Testo di studio
------------------------
Fondazione Marisa Bellisario

“SALVIAMO REYHANEH”: L’APPELLO DEL MONDO PER EVITARE L’ESECUZIONE

Dopo la decapitazione, avvenuta ieri in Siria, di tre miliziane curde per mano dell’Isis, il mondo ora tiene il fiato sospeso per le sorti di Reyhneh Jabbari, la ragazza iraniana di 26 anni la cui esecuzione per impiccagione, prevista all’alba di ieri in Iran, è stata rinviata di 10 giorni, probabilmente a causa delle proteste che si erano concentrate fuori dalle porte del carcere di Rajaishahr, nei pressi di Teheran, dove la donna era detenuta. L’iraniana era stata condannata a morte nel 2009 per l’omicidio, avvenuto due anni prima, di un ex funzionario del ministero dell’Intelligence che aveva tentato di stuprarla. Inizialmente, la donna si era attribuita la responsabilità dell’omicidio ma, in seguito aveva precisato di aver sì pugnalato il suo aggressore alle spalle ma che a ucciderlo era stato un altro uomo presente sul posto Il processo era stato infarcito di irregolarità e, alcuni mesi fa, Reyhaneh Jabbari è stata costretta a rinunciare al suo avvocato. Un precedente tentativo di mettere a morte la donna era stato scongiurato, nell’aprile 2014, grazie agli appelli pervenuti da ogni parte del mondo.
------------------------
Record tratti da una raccolta:

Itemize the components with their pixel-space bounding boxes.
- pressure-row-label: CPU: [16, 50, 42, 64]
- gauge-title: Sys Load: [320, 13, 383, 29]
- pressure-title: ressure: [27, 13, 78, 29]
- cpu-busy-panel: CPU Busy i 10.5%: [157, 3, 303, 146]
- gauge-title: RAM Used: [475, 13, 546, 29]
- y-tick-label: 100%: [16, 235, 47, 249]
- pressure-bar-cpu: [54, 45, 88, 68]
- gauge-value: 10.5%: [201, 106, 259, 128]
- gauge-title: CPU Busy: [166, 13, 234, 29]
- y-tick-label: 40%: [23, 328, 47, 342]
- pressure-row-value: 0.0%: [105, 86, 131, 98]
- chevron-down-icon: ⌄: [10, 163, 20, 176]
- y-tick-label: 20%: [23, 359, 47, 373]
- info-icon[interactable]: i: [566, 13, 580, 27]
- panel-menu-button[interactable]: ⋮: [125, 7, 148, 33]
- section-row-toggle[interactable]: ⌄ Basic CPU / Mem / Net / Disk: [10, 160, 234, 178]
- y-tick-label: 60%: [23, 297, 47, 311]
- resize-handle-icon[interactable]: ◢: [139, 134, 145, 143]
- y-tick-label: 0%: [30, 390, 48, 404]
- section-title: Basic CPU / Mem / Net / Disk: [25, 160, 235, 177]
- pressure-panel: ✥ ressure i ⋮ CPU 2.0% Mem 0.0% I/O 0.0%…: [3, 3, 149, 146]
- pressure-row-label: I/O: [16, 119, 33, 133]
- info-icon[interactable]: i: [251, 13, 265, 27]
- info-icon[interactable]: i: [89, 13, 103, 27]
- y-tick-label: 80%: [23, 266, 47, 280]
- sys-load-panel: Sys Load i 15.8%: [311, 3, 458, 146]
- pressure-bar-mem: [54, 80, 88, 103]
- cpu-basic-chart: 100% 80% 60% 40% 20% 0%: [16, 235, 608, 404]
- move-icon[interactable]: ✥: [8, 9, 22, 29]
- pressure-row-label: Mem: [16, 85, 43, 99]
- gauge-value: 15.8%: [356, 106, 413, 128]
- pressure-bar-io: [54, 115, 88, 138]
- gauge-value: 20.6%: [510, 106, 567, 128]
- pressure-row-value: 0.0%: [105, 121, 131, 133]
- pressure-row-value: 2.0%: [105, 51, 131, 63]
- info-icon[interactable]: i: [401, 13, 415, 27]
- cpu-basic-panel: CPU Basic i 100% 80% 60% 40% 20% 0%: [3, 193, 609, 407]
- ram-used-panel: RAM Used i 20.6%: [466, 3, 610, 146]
------------------------
Lavoro da svolgere
(a) Nel testo sull'appello per Reyhaneh Jabbari, di quanti giorni è stata rinviata l'esecuzione?
(b) Prosegui il testo sull'appello per Reyhaneh Jabbari partendo dopo la sua ultima frase.

Risposte
(a) Di 10 giorni.

(b)
Ed ora la storia si ripete. Il suo caso ha avuto eco internazionale e una petizione, forte di oltre 190mila firme, ha chiesto il suo rilascio. Una campagna per fermare l’esecuzione è stata lanciata anche su Facebook e Twitter, con l’hashtag #SaveReyhanehJabbari. Un appello disperato all’Italia è arrivato poi dalla madre di Reyhaneh Jabbari. “Chiedo alle mamme italiane di dimostrarmi la loro vicinanza e di attivarsi perché mia figlia torni a casa”, così in un’intervista esclusiva ad Aki-Adnkronos International. “A me non è data la possibilità di mettermi in contatto con i governanti del mio paese – ha spiegato la donna – e chiedo quindi ai politici italiani che siano loro a fare arrivare la mia voce alle autorità iraniane. E chiedo al Pontefice di pregare per la mia bambina e al Vaticano di mettersi in contatto con le autorità religiose del mio paese, aiutando così una madre disperata”.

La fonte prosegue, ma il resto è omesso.